→ **Raw data**:
• • • • • • •

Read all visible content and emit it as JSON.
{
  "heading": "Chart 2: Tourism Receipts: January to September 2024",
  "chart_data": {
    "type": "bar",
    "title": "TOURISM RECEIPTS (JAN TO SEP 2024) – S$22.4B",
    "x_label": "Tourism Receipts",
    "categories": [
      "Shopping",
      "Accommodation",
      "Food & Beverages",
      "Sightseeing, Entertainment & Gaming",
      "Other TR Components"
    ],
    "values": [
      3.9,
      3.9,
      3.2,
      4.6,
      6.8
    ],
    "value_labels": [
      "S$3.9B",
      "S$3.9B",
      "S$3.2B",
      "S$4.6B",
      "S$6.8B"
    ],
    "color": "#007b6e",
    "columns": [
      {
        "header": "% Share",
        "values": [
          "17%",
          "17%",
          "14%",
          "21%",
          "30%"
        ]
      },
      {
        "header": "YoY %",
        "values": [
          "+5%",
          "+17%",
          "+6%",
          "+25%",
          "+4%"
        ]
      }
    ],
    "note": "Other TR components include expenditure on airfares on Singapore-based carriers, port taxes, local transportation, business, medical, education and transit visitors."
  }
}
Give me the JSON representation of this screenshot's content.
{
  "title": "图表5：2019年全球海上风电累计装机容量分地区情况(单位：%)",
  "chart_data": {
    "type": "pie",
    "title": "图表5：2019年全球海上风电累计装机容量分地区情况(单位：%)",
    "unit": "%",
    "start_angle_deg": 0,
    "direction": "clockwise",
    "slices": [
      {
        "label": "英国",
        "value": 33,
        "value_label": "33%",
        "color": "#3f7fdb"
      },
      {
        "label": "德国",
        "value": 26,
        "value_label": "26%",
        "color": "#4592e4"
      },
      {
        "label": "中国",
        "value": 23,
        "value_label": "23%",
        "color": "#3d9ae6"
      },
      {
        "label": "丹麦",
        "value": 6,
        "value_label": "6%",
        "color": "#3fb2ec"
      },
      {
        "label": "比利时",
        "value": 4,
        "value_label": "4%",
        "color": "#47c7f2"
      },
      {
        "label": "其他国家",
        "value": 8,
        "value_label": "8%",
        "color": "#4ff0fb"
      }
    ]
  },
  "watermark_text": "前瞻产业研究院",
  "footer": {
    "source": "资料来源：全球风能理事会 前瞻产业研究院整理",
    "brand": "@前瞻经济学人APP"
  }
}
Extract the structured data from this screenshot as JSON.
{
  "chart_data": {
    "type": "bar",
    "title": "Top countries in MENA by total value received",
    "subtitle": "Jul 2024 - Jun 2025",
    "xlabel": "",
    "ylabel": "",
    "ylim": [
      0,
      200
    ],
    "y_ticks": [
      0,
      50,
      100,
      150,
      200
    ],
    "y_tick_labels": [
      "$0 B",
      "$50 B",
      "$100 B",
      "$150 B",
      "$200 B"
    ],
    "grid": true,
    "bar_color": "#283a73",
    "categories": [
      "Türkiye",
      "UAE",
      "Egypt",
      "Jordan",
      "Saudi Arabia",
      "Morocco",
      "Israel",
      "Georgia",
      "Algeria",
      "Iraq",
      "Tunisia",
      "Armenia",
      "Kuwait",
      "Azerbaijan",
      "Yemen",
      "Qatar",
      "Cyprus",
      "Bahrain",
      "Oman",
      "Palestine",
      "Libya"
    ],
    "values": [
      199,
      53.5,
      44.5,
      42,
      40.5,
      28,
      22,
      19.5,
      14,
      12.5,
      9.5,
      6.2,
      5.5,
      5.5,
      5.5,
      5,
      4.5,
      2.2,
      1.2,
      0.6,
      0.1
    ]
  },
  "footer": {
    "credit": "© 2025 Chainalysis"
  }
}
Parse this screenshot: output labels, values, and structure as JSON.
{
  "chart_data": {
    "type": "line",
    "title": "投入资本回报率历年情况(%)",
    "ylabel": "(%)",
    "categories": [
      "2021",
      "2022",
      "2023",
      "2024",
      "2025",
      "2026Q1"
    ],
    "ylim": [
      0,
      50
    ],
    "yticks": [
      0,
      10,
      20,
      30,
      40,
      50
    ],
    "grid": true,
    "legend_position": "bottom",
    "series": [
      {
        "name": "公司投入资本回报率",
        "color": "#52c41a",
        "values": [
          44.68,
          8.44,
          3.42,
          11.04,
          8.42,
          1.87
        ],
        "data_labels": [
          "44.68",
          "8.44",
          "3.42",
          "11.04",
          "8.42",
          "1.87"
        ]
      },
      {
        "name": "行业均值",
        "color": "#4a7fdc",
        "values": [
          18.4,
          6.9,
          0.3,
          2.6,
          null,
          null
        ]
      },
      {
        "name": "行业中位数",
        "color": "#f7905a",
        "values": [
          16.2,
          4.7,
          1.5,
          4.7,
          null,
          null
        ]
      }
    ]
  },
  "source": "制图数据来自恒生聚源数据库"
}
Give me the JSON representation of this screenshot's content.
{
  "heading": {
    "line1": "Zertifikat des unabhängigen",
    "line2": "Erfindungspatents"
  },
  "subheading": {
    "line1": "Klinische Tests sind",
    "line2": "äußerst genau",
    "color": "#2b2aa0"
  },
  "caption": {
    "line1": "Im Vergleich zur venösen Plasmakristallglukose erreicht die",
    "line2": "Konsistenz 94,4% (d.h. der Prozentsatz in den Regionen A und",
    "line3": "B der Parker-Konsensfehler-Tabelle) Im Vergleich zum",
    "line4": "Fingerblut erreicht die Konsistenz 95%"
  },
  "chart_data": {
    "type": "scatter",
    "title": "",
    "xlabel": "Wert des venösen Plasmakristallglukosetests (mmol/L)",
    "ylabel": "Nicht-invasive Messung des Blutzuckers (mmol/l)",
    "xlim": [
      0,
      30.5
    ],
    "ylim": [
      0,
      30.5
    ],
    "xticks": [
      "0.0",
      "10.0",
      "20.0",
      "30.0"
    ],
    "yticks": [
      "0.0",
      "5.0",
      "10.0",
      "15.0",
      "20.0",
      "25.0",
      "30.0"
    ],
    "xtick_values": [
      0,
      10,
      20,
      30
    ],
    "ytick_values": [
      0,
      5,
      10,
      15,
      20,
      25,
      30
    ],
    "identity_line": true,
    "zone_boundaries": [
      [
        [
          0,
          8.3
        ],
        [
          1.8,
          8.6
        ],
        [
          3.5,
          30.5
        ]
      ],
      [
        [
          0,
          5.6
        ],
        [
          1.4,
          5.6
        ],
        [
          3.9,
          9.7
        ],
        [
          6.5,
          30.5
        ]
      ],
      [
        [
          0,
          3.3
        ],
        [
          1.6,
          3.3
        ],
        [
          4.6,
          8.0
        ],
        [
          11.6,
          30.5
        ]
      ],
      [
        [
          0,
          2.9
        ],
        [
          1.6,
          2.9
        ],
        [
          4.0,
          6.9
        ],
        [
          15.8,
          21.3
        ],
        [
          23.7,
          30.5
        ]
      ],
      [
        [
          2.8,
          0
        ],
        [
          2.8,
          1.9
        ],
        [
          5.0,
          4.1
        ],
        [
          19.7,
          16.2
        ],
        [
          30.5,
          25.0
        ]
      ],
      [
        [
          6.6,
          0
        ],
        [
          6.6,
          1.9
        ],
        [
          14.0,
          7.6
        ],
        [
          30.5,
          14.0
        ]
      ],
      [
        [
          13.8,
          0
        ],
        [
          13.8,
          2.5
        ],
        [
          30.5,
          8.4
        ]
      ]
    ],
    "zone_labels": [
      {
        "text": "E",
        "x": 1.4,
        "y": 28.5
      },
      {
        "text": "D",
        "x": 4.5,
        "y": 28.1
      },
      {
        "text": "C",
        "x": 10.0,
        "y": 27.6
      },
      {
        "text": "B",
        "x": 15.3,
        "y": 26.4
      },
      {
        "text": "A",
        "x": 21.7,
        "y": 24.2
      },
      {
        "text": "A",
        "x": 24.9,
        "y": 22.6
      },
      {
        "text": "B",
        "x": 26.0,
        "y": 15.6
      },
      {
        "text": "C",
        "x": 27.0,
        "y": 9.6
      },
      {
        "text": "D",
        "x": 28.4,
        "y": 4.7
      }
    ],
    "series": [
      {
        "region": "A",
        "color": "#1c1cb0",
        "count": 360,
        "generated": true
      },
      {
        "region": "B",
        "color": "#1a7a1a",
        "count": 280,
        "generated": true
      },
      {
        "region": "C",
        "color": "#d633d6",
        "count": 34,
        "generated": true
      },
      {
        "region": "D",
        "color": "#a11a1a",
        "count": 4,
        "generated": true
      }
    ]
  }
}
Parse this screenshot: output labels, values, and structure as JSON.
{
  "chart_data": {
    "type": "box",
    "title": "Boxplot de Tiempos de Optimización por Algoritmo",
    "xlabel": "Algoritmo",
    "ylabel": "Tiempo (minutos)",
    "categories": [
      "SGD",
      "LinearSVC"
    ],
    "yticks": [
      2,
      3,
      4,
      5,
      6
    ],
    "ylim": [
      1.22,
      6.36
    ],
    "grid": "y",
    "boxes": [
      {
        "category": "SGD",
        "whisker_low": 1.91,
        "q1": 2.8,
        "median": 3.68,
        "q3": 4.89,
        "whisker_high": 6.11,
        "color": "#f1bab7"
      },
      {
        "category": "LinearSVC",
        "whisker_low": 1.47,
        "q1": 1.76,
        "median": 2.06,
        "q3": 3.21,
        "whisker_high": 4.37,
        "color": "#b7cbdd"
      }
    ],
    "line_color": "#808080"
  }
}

• • • • • • •

List all lines where "mmol" occurs.

    "xlabel": "Wert des venösen Plasmakristallglukosetests (mmol/L)",
    "ylabel": "Nicht-invasive Messung des Blutzuckers (mmol/l)",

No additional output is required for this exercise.